* begin The input *

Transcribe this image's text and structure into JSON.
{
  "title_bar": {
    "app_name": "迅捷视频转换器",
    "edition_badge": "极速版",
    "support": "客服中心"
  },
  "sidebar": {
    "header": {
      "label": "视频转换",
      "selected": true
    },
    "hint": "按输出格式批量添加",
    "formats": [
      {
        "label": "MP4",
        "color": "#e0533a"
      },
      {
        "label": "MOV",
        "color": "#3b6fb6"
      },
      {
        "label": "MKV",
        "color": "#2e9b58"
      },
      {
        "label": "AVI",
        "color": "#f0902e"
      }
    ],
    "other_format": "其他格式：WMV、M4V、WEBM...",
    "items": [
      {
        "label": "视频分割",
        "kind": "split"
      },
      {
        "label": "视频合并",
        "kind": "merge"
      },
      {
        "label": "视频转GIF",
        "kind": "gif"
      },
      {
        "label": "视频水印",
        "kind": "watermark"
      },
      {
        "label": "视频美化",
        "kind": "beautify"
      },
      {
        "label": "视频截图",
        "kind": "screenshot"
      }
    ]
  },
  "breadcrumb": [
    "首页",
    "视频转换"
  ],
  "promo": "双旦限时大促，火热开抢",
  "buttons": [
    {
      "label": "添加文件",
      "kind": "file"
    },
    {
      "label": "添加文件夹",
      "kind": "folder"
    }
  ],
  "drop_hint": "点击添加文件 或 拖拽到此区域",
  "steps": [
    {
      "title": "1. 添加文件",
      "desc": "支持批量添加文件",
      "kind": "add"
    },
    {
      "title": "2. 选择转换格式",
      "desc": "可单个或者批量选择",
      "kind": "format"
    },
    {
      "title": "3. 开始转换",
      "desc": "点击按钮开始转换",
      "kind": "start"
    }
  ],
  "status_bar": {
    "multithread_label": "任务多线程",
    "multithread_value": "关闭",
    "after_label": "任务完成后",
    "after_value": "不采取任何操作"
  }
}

* end The input *

Where a line of the records above holds the word "color", copy that line.

§ **Exercise response**
        "color": "#e0533a"
        "color": "#3b6fb6"
        "color": "#2e9b58"
        "color": "#f0902e"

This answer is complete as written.